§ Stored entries
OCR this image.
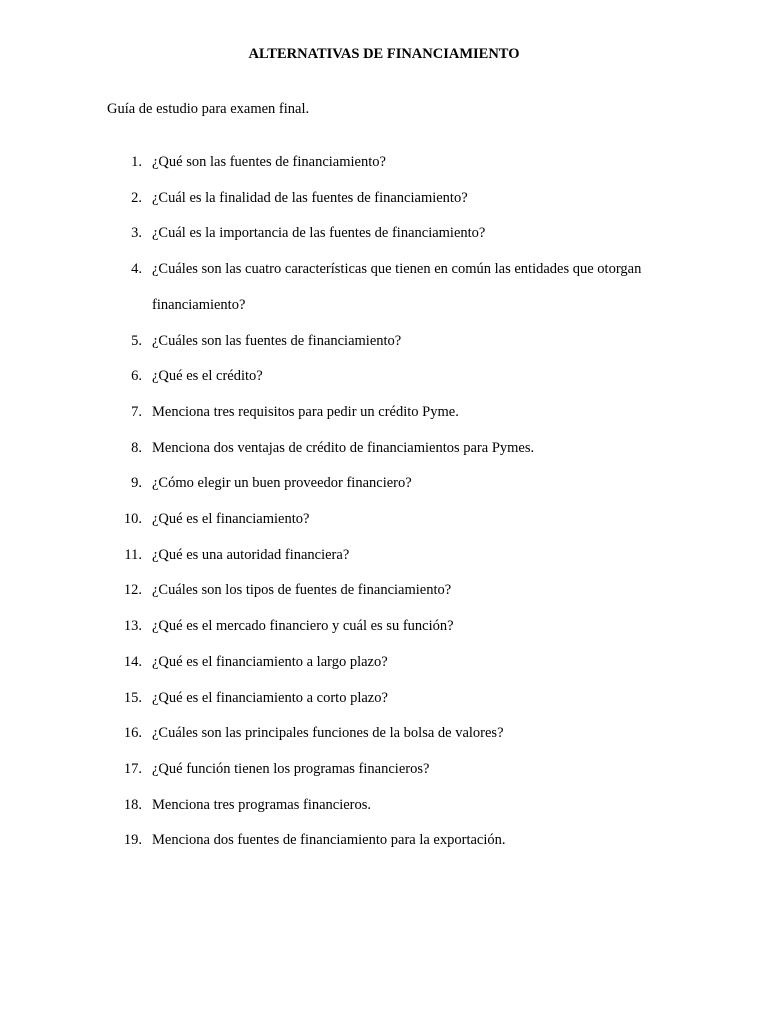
ALTERNATIVAS DE FINANCIAMIENTO
Guía de estudio para examen final.
1. ¿Qué son las fuentes de financiamiento?
2. ¿Cuál es la finalidad de las fuentes de financiamiento?
3. ¿Cuál es la importancia de las fuentes de financiamiento?
4. ¿Cuáles son las cuatro características que tienen en común las entidades que otorgan financiamiento?
5. ¿Cuáles son las fuentes de financiamiento?
6. ¿Qué es el crédito?
7. Menciona tres requisitos para pedir un crédito Pyme.
8. Menciona dos ventajas de crédito de financiamientos para Pymes.
9. ¿Cómo elegir un buen proveedor financiero?
10. ¿Qué es el financiamiento?
11. ¿Qué es una autoridad financiera?
12. ¿Cuáles son los tipos de fuentes de financiamiento?
13. ¿Qué es el mercado financiero y cuál es su función?
14. ¿Qué es el financiamiento a largo plazo?
15. ¿Qué es el financiamiento a corto plazo?
16. ¿Cuáles son las principales funciones de la bolsa de valores?
17. ¿Qué función tienen los programas financieros?
18. Menciona tres programas financieros.
19. Menciona dos fuentes de financiamiento para la exportación.
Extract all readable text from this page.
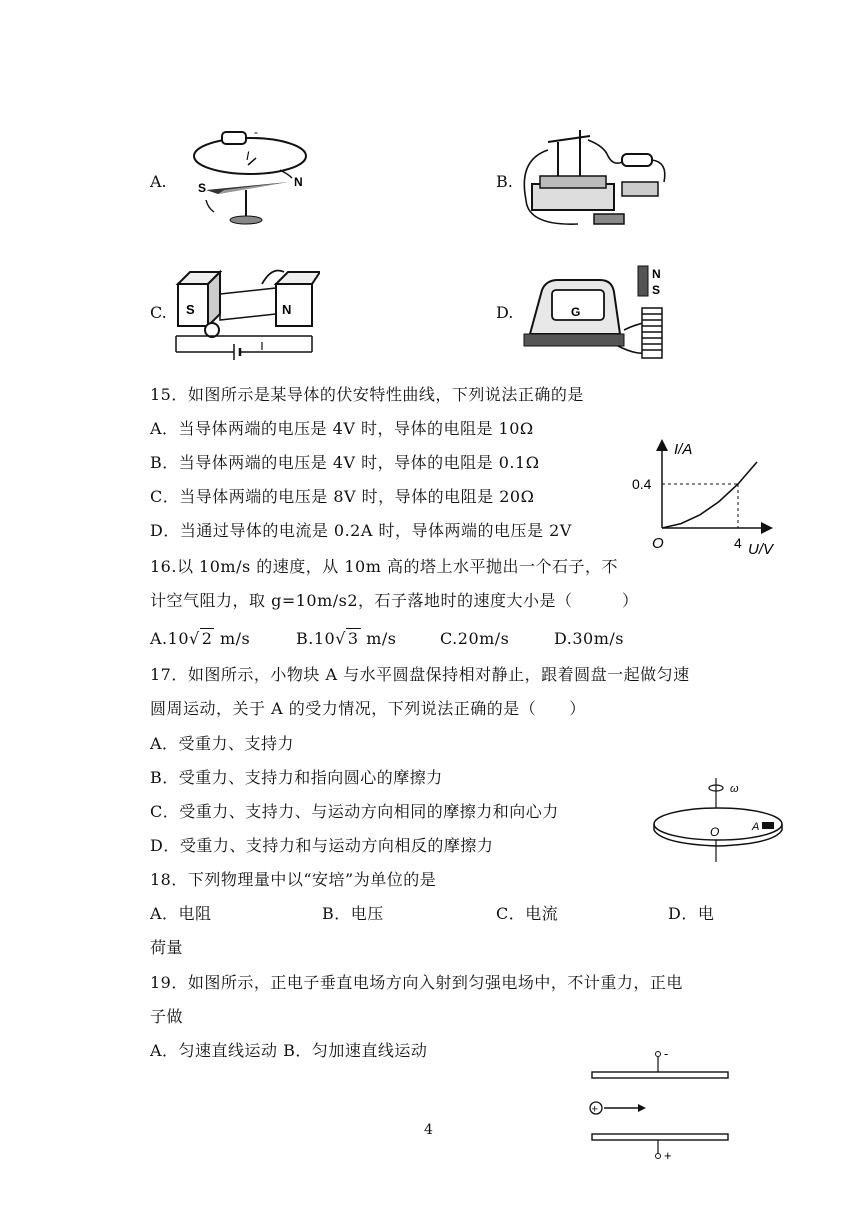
A.	B.
C.	D.
-
I
S	N
S	N	G
N
S
15．如图所示是某导体的伏安特性曲线，下列说法正确的是
A．当导体两端的电压是 4V 时，导体的电阻是 10Ω
B．当导体两端的电压是 4V 时，导体的电阻是 0.1Ω
C．当导体两端的电压是 8V 时，导体的电阻是 20Ω
D．当通过导体的电流是 0.2A 时，导体两端的电压是 2V
I/A
U/V
O	4
0.4
16.以 10m/s 的速度，从 10m 高的塔上水平抛出一个石子，不
计空气阻力，取 g=10m/s2，石子落地时的速度大小是（　　　）
A.10√ 2 m/s	B.10√ 3 m/s	C.20m/s	D.30m/s
17．如图所示，小物块 A 与水平圆盘保持相对静止，跟着圆盘一起做匀速
圆周运动，关于 A 的受力情况，下列说法正确的是（　　）
A．受重力、支持力
B．受重力、支持力和指向圆心的摩擦力
C．受重力、支持力、与运动方向相同的摩擦力和向心力
D．受重力、支持力和与运动方向相反的摩擦力
ω
O	A
18．下列物理量中以“安培”为单位的是
A．电阻	B．电压	C．电流	D．电
荷量
19．如图所示，正电子垂直电场方向入射到匀强电场中，不计重力，正电
子做
A．匀速直线运动 B．匀加速直线运动	-
+
+
4
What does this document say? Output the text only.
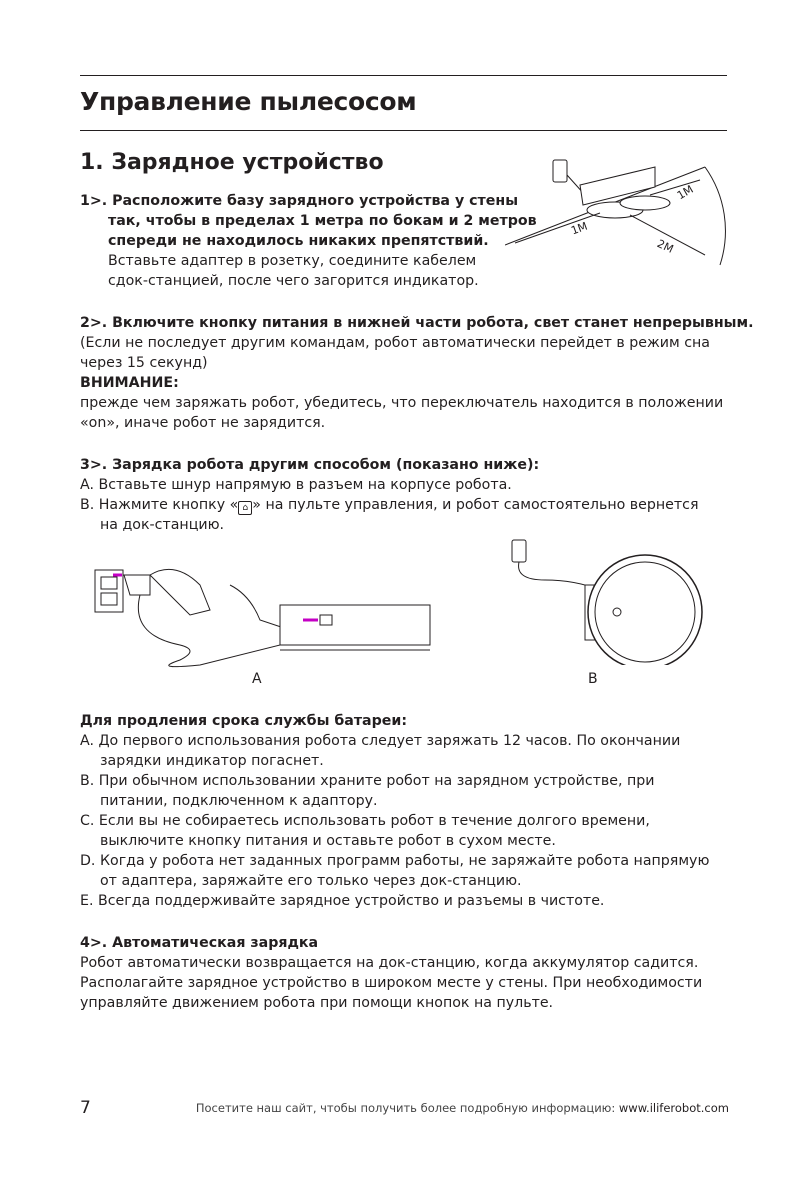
Управление пылесосом
1. Зарядное устройство
1>. Расположите базу зарядного устройства у стены
так, чтобы в пределах 1 метра по бокам и 2 метров
спереди не находилось никаких препятствий.
Вставьте адаптер в розетку, соедините кабелем
сдок-станцией, после чего загорится индикатор.
1M
1M
2M
2>. Включите кнопку питания в нижней части робота, свет станет непрерывным.
(Если не последует другим командам, робот автоматически перейдет в режим сна
через 15 секунд)
ВНИМАНИЕ:
прежде чем заряжать робот, убедитесь, что переключатель находится в положении
«on», иначе робот не зарядится.
3>. Зарядка робота другим способом (показано ниже):
A. Вставьте шнур напрямую в разъем на корпусе робота.
B. Нажмите кнопку « ⌂ » на пульте управления, и робот самостоятельно вернется
на док-станцию.
A	B
Для продления срока службы батареи:
A. До первого использования робота следует заряжать 12 часов. По окончании
зарядки индикатор погаснет.
B. При обычном использовании храните робот на зарядном устройстве, при
питании, подключенном к адаптору.
C. Если вы не собираетесь использовать робот в течение долгого времени,
выключите кнопку питания и оставьте робот в сухом месте.
D. Когда у робота нет заданных программ работы, не заряжайте робота напрямую
от адаптера, заряжайте его только через док-станцию.
E. Всегда поддерживайте зарядное устройство и разъемы в чистоте.
4>. Автоматическая зарядка
Робот автоматически возвращается на док-станцию, когда аккумулятор садится.
Располагайте зарядное устройство в широком месте у стены. При необходимости
управляйте движением робота при помощи кнопок на пульте.
7	Посетите наш сайт, чтобы получить более подробную информацию: www.iliferobot.com
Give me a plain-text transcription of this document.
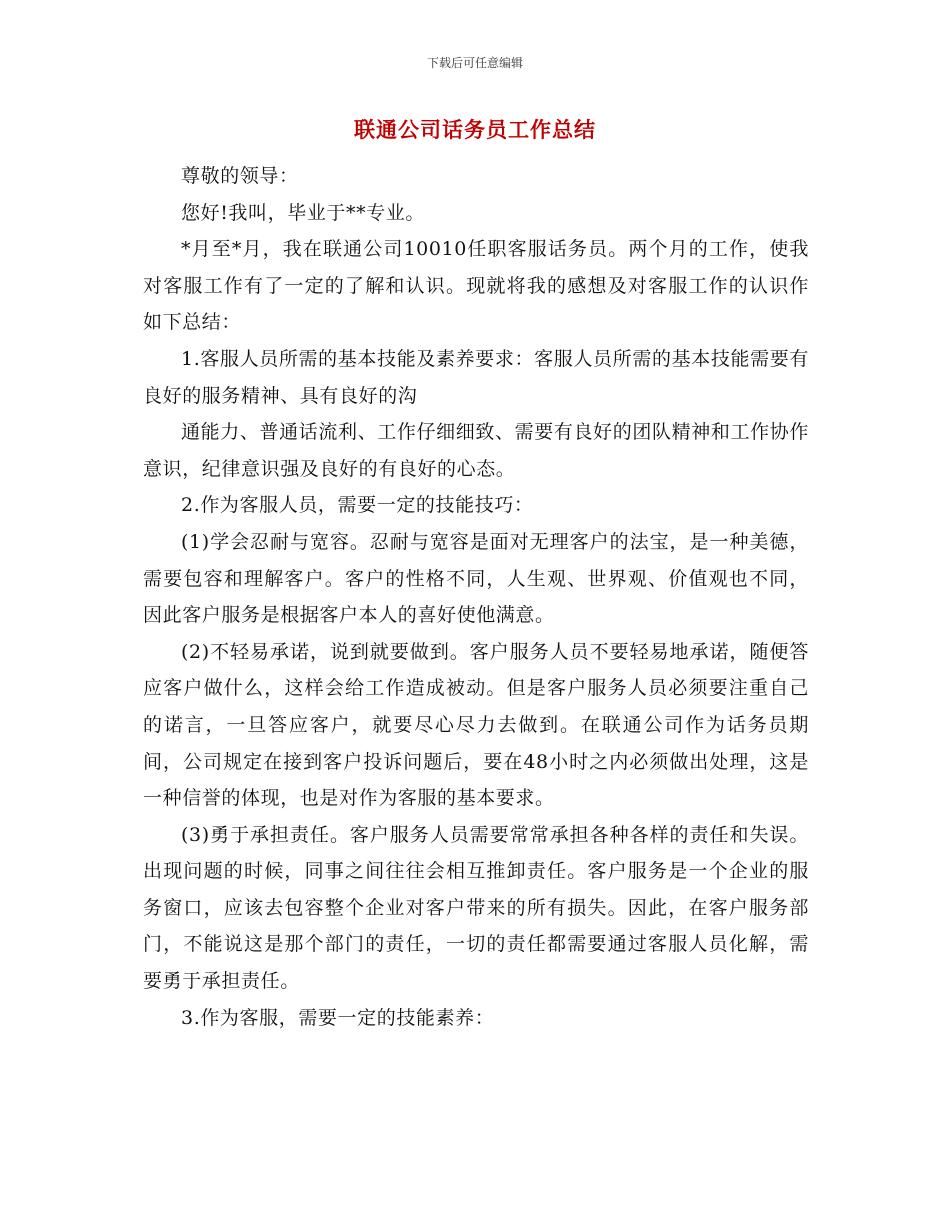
下载后可任意编辑
联通公司话务员工作总结

尊敬的领导：

您好!我叫，毕业于**专业。

*月至*月，我在联通公司10010任职客服话务员。两个月的工作，使我对客服工作有了一定的了解和认识。现就将我的感想及对客服工作的认识作如下总结：

1.客服人员所需的基本技能及素养要求：客服人员所需的基本技能需要有良好的服务精神、具有良好的沟

通能力、普通话流利、工作仔细细致、需要有良好的团队精神和工作协作意识，纪律意识强及良好的有良好的心态。

2.作为客服人员，需要一定的技能技巧：

(1)学会忍耐与宽容。忍耐与宽容是面对无理客户的法宝，是一种美德，需要包容和理解客户。客户的性格不同，人生观、世界观、价值观也不同，因此客户服务是根据客户本人的喜好使他满意。

(2)不轻易承诺，说到就要做到。客户服务人员不要轻易地承诺，随便答应客户做什么，这样会给工作造成被动。但是客户服务人员必须要注重自己的诺言，一旦答应客户，就要尽心尽力去做到。在联通公司作为话务员期间，公司规定在接到客户投诉问题后，要在48小时之内必须做出处理，这是一种信誉的体现，也是对作为客服的基本要求。

(3)勇于承担责任。客户服务人员需要常常承担各种各样的责任和失误。出现问题的时候，同事之间往往会相互推卸责任。客户服务是一个企业的服务窗口，应该去包容整个企业对客户带来的所有损失。因此，在客户服务部门，不能说这是那个部门的责任，一切的责任都需要通过客服人员化解，需要勇于承担责任。

3.作为客服，需要一定的技能素养：
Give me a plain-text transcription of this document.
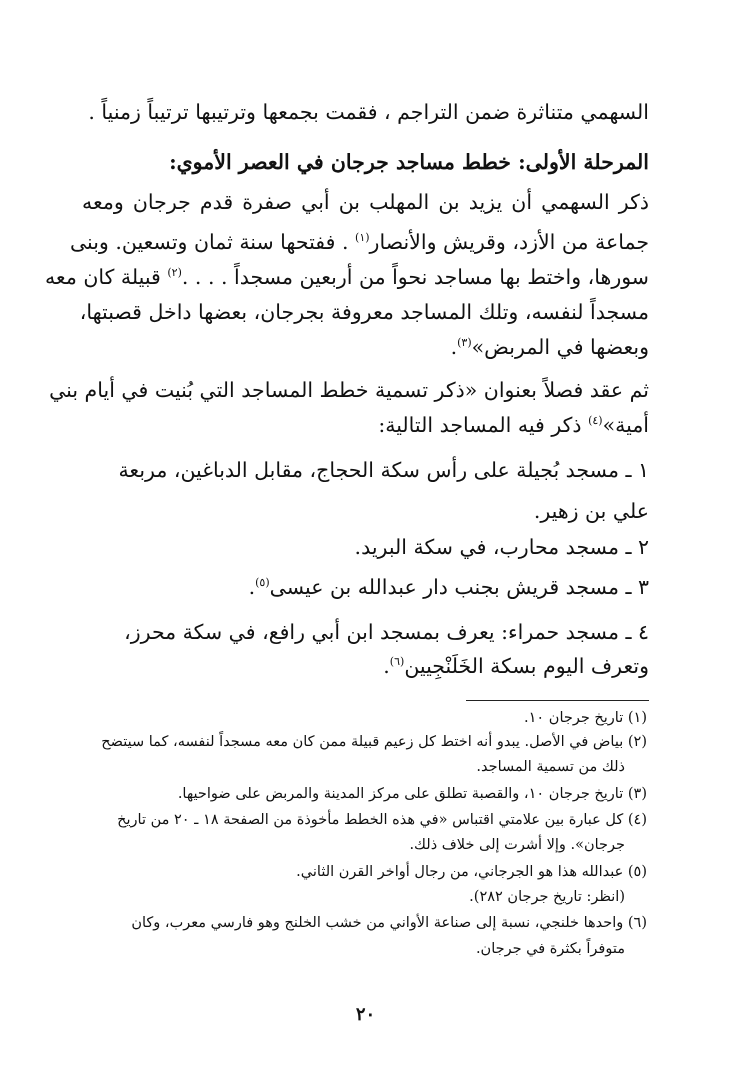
السهمي متناثرة ضمن التراجم ، فقمت بجمعها وترتيبها ترتيباً زمنياً .
المرحلة الأولى: خطط مساجد جرجان في العصر الأموي:
ذكر السهمي أن يزيد بن المهلب بن أبي صفرة قدم جرجان ومعه
جماعة من الأزد، وقريش والأنصار$^{(١)}$ . ففتحها سنة ثمان وتسعين. وبنى
سورها، واختط بها مساجد نحواً من أربعين مسجداً . . . .$^{(٢)}$ قبيلة كان معه
مسجداً لنفسه، وتلك المساجد معروفة بجرجان، بعضها داخل قصبتها،
وبعضها في المربض»$^{(٣)}$.
ثم عقد فصلاً بعنوان «ذكر تسمية خطط المساجد التي بُنيت في أيام بني
أمية»$^{(٤)}$ ذكر فيه المساجد التالية:
١ ـ مسجد بُجيلة على رأس سكة الحجاج، مقابل الدباغين، مربعة
علي بن زهير.
٢ ـ مسجد محارب، في سكة البريد.
٣ ـ مسجد قريش بجنب دار عبدالله بن عيسى$^{(٥)}$.
٤ ـ مسجد حمراء: يعرف بمسجد ابن أبي رافع، في سكة محرز،
وتعرف اليوم بسكة الخَلَنْجِيين$^{(٦)}$.
(١) تاريخ جرجان ١٠.
(٢) بياض في الأصل. يبدو أنه اختط كل زعيم قبيلة ممن كان معه مسجداً لنفسه، كما سيتضح
ذلك من تسمية المساجد.
(٣) تاريخ جرجان ١٠، والقصبة تطلق على مركز المدينة والمربض على ضواحيها.
(٤) كل عبارة بين علامتي اقتباس «في هذه الخطط مأخوذة من الصفحة ١٨ ـ ٢٠ من تاريخ
جرجان». وإلا أشرت إلى خلاف ذلك.
(٥) عبدالله هذا هو الجرجاني، من رجال أواخر القرن الثاني.
(انظر: تاريخ جرجان ٢٨٢).
(٦) واحدها خلنجي، نسبة إلى صناعة الأواني من خشب الخلنج وهو فارسي معرب، وكان
متوفراً بكثرة في جرجان.
٢٠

§ Task instructions
Reproduce the listing word for word and omit its pictures.

§ Reply to the task
OCR this image.
ALTERNATIVAS DE FINANCIAMIENTO
Guía de estudio para examen final.
1. ¿Qué son las fuentes de financiamiento?
2. ¿Cuál es la finalidad de las fuentes de financiamiento?
3. ¿Cuál es la importancia de las fuentes de financiamiento?
4. ¿Cuáles son las cuatro características que tienen en común las entidades que otorgan financiamiento?
5. ¿Cuáles son las fuentes de financiamiento?
6. ¿Qué es el crédito?
7. Menciona tres requisitos para pedir un crédito Pyme.
8. Menciona dos ventajas de crédito de financiamientos para Pymes.
9. ¿Cómo elegir un buen proveedor financiero?
10. ¿Qué es el financiamiento?
11. ¿Qué es una autoridad financiera?
12. ¿Cuáles son los tipos de fuentes de financiamiento?
13. ¿Qué es el mercado financiero y cuál es su función?
14. ¿Qué es el financiamiento a largo plazo?
15. ¿Qué es el financiamiento a corto plazo?
16. ¿Cuáles son las principales funciones de la bolsa de valores?
17. ¿Qué función tienen los programas financieros?
18. Menciona tres programas financieros.
19. Menciona dos fuentes de financiamiento para la exportación.
Extract all readable text from this page.
A.	B.
C.	D.
-
I
S	N
S	N	G
N
S
15．如图所示是某导体的伏安特性曲线，下列说法正确的是
A．当导体两端的电压是 4V 时，导体的电阻是 10Ω
B．当导体两端的电压是 4V 时，导体的电阻是 0.1Ω
C．当导体两端的电压是 8V 时，导体的电阻是 20Ω
D．当通过导体的电流是 0.2A 时，导体两端的电压是 2V
I/A
U/V
O	4
0.4
16.以 10m/s 的速度，从 10m 高的塔上水平抛出一个石子，不
计空气阻力，取 g=10m/s2，石子落地时的速度大小是（　　　）
A.10√ 2 m/s	B.10√ 3 m/s	C.20m/s	D.30m/s
17．如图所示，小物块 A 与水平圆盘保持相对静止，跟着圆盘一起做匀速
圆周运动，关于 A 的受力情况，下列说法正确的是（　　）
A．受重力、支持力
B．受重力、支持力和指向圆心的摩擦力
C．受重力、支持力、与运动方向相同的摩擦力和向心力
D．受重力、支持力和与运动方向相反的摩擦力
ω
O	A
18．下列物理量中以“安培”为单位的是
A．电阻	B．电压	C．电流	D．电
荷量
19．如图所示，正电子垂直电场方向入射到匀强电场中，不计重力，正电
子做
A．匀速直线运动 B．匀加速直线运动	-
+
+
4
What does this document say? Output the text only.
Управление пылесосом
1. Зарядное устройство
1>. Расположите базу зарядного устройства у стены
так, чтобы в пределах 1 метра по бокам и 2 метров
спереди не находилось никаких препятствий.
Вставьте адаптер в розетку, соедините кабелем
сдок-станцией, после чего загорится индикатор.
1M
1M
2M
2>. Включите кнопку питания в нижней части робота, свет станет непрерывным.
(Если не последует другим командам, робот автоматически перейдет в режим сна
через 15 секунд)
ВНИМАНИЕ:
прежде чем заряжать робот, убедитесь, что переключатель находится в положении
«on», иначе робот не зарядится.
3>. Зарядка робота другим способом (показано ниже):
A. Вставьте шнур напрямую в разъем на корпусе робота.
B. Нажмите кнопку « ⌂ » на пульте управления, и робот самостоятельно вернется
на док-станцию.
A	B
Для продления срока службы батареи:
A. До первого использования робота следует заряжать 12 часов. По окончании
зарядки индикатор погаснет.
B. При обычном использовании храните робот на зарядном устройстве, при
питании, подключенном к адаптору.
C. Если вы не собираетесь использовать робот в течение долгого времени,
выключите кнопку питания и оставьте робот в сухом месте.
D. Когда у робота нет заданных программ работы, не заряжайте робота напрямую
от адаптера, заряжайте его только через док-станцию.
E. Всегда поддерживайте зарядное устройство и разъемы в чистоте.
4>. Автоматическая зарядка
Робот автоматически возвращается на док-станцию, когда аккумулятор садится.
Располагайте зарядное устройство в широком месте у стены. При необходимости
управляйте движением робота при помощи кнопок на пульте.
7	Посетите наш сайт, чтобы получить более подробную информацию: www.iliferobot.com
Give me a plain-text transcription of this document.
下载后可任意编辑
联通公司话务员工作总结

尊敬的领导：

您好!我叫，毕业于**专业。

*月至*月，我在联通公司10010任职客服话务员。两个月的工作，使我对客服工作有了一定的了解和认识。现就将我的感想及对客服工作的认识作如下总结：

1.客服人员所需的基本技能及素养要求：客服人员所需的基本技能需要有良好的服务精神、具有良好的沟

通能力、普通话流利、工作仔细细致、需要有良好的团队精神和工作协作意识，纪律意识强及良好的有良好的心态。

2.作为客服人员，需要一定的技能技巧：

(1)学会忍耐与宽容。忍耐与宽容是面对无理客户的法宝，是一种美德，需要包容和理解客户。客户的性格不同，人生观、世界观、价值观也不同，因此客户服务是根据客户本人的喜好使他满意。

(2)不轻易承诺，说到就要做到。客户服务人员不要轻易地承诺，随便答应客户做什么，这样会给工作造成被动。但是客户服务人员必须要注重自己的诺言，一旦答应客户，就要尽心尽力去做到。在联通公司作为话务员期间，公司规定在接到客户投诉问题后，要在48小时之内必须做出处理，这是一种信誉的体现，也是对作为客服的基本要求。

(3)勇于承担责任。客户服务人员需要常常承担各种各样的责任和失误。出现问题的时候，同事之间往往会相互推卸责任。客户服务是一个企业的服务窗口，应该去包容整个企业对客户带来的所有损失。因此，在客户服务部门，不能说这是那个部门的责任，一切的责任都需要通过客服人员化解，需要勇于承担责任。

3.作为客服，需要一定的技能素养：
Give me a plain-text transcription of this document.
السهمي متناثرة ضمن التراجم ، فقمت بجمعها وترتيبها ترتيباً زمنياً .
المرحلة الأولى: خطط مساجد جرجان في العصر الأموي:
ذكر السهمي أن يزيد بن المهلب بن أبي صفرة قدم جرجان ومعه
جماعة من الأزد، وقريش والأنصار$^{(١)}$ . ففتحها سنة ثمان وتسعين. وبنى
سورها، واختط بها مساجد نحواً من أربعين مسجداً . . . .$^{(٢)}$ قبيلة كان معه
مسجداً لنفسه، وتلك المساجد معروفة بجرجان، بعضها داخل قصبتها،
وبعضها في المربض»$^{(٣)}$.
ثم عقد فصلاً بعنوان «ذكر تسمية خطط المساجد التي بُنيت في أيام بني
أمية»$^{(٤)}$ ذكر فيه المساجد التالية:
١ ـ مسجد بُجيلة على رأس سكة الحجاج، مقابل الدباغين، مربعة
علي بن زهير.
٢ ـ مسجد محارب، في سكة البريد.
٣ ـ مسجد قريش بجنب دار عبدالله بن عيسى$^{(٥)}$.
٤ ـ مسجد حمراء: يعرف بمسجد ابن أبي رافع، في سكة محرز،
وتعرف اليوم بسكة الخَلَنْجِيين$^{(٦)}$.
(١) تاريخ جرجان ١٠.
(٢) بياض في الأصل. يبدو أنه اختط كل زعيم قبيلة ممن كان معه مسجداً لنفسه، كما سيتضح
ذلك من تسمية المساجد.
(٣) تاريخ جرجان ١٠، والقصبة تطلق على مركز المدينة والمربض على ضواحيها.
(٤) كل عبارة بين علامتي اقتباس «في هذه الخطط مأخوذة من الصفحة ١٨ ـ ٢٠ من تاريخ
جرجان». وإلا أشرت إلى خلاف ذلك.
(٥) عبدالله هذا هو الجرجاني، من رجال أواخر القرن الثاني.
(انظر: تاريخ جرجان ٢٨٢).
(٦) واحدها خلنجي، نسبة إلى صناعة الأواني من خشب الخلنج وهو فارسي معرب، وكان
متوفراً بكثرة في جرجان.
٢٠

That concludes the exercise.